— YOUR GOAL —
Every line that holds "要求公安机关说明不立案的理由" should be shown.
[start]
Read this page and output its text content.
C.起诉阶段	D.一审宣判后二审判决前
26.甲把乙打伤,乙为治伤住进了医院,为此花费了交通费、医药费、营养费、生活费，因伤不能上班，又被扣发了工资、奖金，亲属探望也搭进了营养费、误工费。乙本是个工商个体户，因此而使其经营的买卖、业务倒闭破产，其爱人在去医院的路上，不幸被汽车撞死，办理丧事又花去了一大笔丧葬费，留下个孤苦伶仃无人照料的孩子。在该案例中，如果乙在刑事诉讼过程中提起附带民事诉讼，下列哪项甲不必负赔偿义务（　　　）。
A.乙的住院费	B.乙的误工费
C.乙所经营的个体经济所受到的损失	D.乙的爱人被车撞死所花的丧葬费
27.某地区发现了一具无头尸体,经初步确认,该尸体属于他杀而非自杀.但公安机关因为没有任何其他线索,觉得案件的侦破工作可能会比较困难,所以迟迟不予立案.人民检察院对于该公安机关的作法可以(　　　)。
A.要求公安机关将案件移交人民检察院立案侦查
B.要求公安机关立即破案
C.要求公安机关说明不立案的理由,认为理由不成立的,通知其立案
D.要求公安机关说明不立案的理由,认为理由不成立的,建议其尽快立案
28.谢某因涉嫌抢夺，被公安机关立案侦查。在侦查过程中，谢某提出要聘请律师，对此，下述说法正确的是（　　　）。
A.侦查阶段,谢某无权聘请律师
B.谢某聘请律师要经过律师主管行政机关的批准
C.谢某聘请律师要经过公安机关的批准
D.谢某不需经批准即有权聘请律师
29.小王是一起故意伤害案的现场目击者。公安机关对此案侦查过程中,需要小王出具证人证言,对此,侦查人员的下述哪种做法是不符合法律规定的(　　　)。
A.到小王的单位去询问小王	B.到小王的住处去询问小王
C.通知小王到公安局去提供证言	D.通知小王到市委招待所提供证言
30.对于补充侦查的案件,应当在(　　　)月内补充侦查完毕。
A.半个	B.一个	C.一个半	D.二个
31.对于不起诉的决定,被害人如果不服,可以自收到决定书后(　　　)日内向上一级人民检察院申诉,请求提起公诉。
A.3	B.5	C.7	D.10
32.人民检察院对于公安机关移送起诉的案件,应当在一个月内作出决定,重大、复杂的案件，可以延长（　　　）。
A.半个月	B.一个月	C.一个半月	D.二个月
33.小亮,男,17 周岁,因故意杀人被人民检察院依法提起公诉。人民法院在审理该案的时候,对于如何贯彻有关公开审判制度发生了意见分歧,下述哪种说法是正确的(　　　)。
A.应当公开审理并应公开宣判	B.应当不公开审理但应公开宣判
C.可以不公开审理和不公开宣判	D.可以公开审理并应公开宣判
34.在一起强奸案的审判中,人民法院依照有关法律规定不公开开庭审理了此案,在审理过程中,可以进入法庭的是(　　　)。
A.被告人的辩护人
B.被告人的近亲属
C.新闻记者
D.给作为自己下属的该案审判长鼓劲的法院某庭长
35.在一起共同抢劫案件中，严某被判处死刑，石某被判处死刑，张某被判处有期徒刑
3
[end]
— TASK RESPONSE —
C.要求公安机关说明不立案的理由,认为理由不成立的,通知其立案
D.要求公安机关说明不立案的理由,认为理由不成立的,建议其尽快立案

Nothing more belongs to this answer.